--- Begin The input ---

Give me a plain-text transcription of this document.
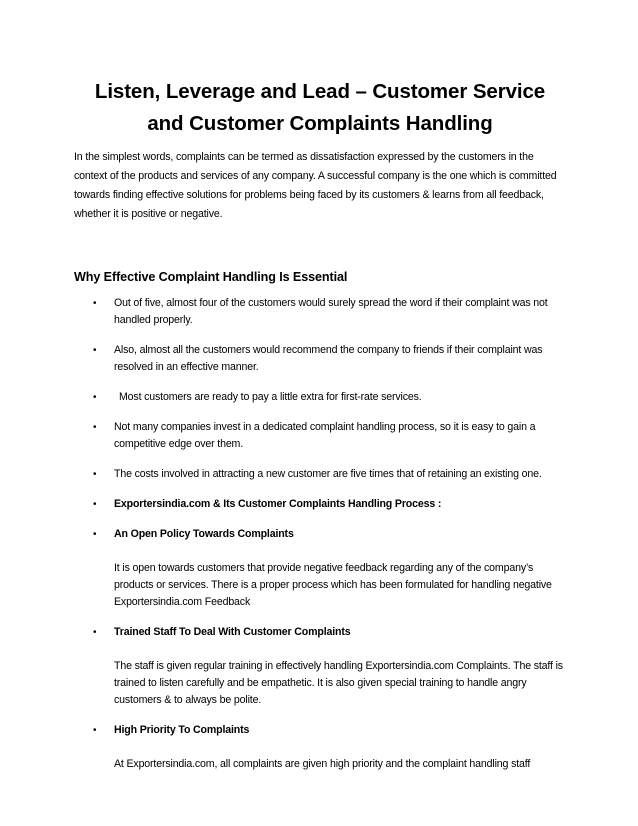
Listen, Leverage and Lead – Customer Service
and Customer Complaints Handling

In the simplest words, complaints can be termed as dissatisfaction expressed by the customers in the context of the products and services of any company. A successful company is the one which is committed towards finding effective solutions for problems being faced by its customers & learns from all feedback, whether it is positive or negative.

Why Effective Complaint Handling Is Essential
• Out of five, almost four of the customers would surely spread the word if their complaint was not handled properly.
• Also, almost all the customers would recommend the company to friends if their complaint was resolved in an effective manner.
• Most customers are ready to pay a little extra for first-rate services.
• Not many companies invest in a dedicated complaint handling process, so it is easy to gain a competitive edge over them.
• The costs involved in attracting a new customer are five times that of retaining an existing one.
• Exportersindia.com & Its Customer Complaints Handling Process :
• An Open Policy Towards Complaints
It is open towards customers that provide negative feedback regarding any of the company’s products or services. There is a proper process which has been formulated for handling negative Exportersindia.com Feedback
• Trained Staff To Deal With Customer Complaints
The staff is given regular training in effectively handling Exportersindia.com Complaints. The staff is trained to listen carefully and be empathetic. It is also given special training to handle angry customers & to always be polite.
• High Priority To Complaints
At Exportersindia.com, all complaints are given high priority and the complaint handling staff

--- End The input ---

Do this
Select and copy every line of the listing with the word "Exportersindia".

Exercise answer
• Exportersindia.com & Its Customer Complaints Handling Process :
It is open towards customers that provide negative feedback regarding any of the company’s products or services. There is a proper process which has been formulated for handling negative Exportersindia.com Feedback
The staff is given regular training in effectively handling Exportersindia.com Complaints. The staff is trained to listen carefully and be empathetic. It is also given special training to handle angry customers & to always be polite.
At Exportersindia.com, all complaints are given high priority and the complaint handling staff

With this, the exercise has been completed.